## WHAT YOU NEED TO DO:
Rewrite the book review from "Heartfelt advice for" to "to overcoming disease.", putting "people with cancer" in place of "cancer patients" wherever it occurs.

Heartfelt advice for cancer patients, though the embrace of out-of-the-box healing methods may have a limited appeal.



A cancer survivor offers an alternative approach to overcoming disease.

When Meer (The Story of the Strange Sandwich, 2012, etc.) was diagnosed with cancer (what type is never specified), she was already struggling with personal and professional problems. A serious illness was the last thing she needed, but after the initial shock, she decided that healing would begin in her mind. “I am going to believe I am well. And if I believe I am well, I will be well,” she recalls telling her doctor. This unconventional outlook informs her approach to treatment and the advice she offers to readers on their own journeys to wellness. Meer begins by advocating that people slow down and consider their options, suggesting meditation and diet changes as first steps before more invasive treatments. “Give up sugar. It is EVIL” is typical of her emphatic recommendations, which are largely based on her personal experience. Some of the advice seems fairly sound, like bouncing on a trampoline to promote lymphatic drainage. Other tips may raise eyebrows, at least for those who usually put their faith in allopathic medicine. Cleanses, a strict plant-focused diet, and a cocktail of supplements (which she confesses to spending $1,500 per month on during her illness) all have the potential to help “cure” cancer, according to the author. Though Meer did receive chemotherapy, she stopped before completing treatment and is frank about her negative experiences with Western medicine. There’s also practical information on coping with finances while sick, the best beauty products for cancer patients, and thoughts on dating after a diagnosis. The guide’s tone is friendly and often funny, and fellow cancer patients should appreciate Meer’s tell-it-like-it-is attitude and her counsel to advocate for themselves and choose treatments that work for them. But more information on how to integrate alternative and traditional medicine would have been helpful for those who wish to combine both approaches. And some readers will likely disagree with Meer’s “look on the bright side” attitude. Though she admits some may find the idea “disgustingly Pollyanna,” her belief is that “major illnesses…show up to heal your life.”

## DATA SUPPLIED:
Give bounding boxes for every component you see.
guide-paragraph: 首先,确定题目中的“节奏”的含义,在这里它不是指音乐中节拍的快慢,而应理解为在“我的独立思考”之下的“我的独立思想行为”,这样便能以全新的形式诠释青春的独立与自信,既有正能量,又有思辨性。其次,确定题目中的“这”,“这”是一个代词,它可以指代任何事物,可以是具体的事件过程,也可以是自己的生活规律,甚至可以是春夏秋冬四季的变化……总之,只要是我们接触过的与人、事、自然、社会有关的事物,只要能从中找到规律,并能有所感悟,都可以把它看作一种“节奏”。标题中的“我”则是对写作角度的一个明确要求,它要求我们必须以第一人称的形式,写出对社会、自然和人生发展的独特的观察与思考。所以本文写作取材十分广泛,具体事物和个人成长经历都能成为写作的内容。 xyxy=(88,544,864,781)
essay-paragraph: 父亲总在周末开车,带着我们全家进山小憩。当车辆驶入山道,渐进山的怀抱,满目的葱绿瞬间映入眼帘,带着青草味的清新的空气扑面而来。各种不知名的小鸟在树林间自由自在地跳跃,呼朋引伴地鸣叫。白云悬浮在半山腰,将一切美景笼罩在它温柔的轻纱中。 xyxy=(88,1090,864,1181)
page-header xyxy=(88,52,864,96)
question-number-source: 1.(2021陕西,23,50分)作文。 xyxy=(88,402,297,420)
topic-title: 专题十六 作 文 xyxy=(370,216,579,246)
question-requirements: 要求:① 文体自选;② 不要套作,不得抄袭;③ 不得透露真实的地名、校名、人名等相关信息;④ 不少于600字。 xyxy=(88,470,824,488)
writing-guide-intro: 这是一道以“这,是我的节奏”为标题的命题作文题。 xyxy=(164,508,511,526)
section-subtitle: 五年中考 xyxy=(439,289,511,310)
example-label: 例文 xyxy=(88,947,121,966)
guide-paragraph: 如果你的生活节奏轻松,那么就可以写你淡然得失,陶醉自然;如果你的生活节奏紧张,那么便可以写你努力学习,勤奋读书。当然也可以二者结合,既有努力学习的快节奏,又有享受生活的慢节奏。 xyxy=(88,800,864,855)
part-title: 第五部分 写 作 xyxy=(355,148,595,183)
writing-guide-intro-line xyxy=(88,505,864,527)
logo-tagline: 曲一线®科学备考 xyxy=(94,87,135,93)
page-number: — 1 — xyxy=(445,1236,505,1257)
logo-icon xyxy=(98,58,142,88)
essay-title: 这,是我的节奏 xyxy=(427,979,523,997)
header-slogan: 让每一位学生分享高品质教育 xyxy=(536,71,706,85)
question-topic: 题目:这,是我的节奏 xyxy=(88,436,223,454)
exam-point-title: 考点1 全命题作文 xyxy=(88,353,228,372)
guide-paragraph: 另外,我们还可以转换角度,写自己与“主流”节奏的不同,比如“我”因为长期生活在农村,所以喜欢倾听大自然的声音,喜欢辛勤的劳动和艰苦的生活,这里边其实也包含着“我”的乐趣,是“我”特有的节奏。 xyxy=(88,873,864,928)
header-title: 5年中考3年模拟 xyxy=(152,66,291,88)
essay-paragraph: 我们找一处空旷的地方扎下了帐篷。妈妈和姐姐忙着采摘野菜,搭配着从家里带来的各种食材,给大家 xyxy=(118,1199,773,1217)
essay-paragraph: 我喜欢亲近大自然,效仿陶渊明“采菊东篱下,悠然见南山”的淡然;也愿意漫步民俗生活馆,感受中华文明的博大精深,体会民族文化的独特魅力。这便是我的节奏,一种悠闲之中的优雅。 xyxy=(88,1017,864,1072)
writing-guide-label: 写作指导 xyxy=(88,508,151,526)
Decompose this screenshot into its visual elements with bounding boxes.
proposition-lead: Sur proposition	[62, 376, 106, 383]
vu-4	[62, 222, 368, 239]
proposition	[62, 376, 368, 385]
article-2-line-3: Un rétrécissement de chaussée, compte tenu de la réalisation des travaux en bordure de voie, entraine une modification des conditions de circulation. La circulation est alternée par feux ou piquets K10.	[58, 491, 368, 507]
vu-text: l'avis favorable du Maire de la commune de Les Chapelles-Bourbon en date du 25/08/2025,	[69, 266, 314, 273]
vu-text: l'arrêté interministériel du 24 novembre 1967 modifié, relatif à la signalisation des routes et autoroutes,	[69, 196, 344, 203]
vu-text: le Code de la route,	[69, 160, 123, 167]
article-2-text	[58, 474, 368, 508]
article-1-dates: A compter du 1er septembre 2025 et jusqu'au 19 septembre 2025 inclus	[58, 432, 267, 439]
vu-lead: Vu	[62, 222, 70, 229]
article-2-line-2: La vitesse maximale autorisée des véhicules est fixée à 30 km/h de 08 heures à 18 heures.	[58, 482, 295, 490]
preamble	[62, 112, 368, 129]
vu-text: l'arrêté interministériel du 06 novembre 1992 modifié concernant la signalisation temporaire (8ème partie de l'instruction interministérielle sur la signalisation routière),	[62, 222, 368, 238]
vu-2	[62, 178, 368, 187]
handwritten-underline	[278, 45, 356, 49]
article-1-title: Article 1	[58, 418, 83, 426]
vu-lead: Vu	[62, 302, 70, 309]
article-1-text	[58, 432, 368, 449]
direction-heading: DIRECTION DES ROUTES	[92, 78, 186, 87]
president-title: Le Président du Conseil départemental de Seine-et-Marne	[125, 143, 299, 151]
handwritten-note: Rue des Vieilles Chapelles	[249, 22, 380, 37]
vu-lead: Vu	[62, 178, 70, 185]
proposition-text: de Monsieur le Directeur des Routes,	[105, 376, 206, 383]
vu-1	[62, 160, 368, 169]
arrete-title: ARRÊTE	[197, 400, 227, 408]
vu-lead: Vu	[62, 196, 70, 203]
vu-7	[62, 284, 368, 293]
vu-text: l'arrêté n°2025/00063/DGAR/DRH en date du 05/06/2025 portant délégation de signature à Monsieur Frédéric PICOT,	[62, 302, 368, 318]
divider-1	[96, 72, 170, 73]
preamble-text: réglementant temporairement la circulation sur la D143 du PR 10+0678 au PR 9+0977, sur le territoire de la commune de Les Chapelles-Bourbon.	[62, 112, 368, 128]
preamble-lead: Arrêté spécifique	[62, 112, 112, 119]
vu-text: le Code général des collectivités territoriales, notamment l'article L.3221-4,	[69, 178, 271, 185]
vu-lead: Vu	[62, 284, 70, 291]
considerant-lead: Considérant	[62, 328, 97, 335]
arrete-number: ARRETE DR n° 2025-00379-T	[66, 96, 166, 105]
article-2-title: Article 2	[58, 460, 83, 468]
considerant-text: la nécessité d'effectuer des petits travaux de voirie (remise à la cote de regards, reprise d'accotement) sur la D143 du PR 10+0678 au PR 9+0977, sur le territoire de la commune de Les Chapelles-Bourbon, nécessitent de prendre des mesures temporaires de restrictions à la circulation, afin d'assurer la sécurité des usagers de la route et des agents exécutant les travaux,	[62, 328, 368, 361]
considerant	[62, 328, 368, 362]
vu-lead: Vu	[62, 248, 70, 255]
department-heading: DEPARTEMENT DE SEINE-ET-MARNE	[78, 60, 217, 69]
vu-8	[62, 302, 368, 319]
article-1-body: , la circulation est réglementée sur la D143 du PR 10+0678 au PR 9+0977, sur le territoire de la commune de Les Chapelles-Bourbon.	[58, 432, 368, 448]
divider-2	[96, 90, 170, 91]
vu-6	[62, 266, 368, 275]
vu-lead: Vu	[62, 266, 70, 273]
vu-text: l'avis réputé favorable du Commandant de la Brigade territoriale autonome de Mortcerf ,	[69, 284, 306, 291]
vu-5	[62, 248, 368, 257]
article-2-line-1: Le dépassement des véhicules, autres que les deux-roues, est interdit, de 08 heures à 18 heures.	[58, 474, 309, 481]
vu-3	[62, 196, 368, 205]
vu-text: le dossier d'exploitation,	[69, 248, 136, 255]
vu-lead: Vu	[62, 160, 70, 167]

## PROBLEM SOLUTION:
Heartfelt advice for people with cancer, though the embrace of out-of-the-box healing methods may have a limited appeal.



A cancer survivor offers an alternative approach to overcoming disease.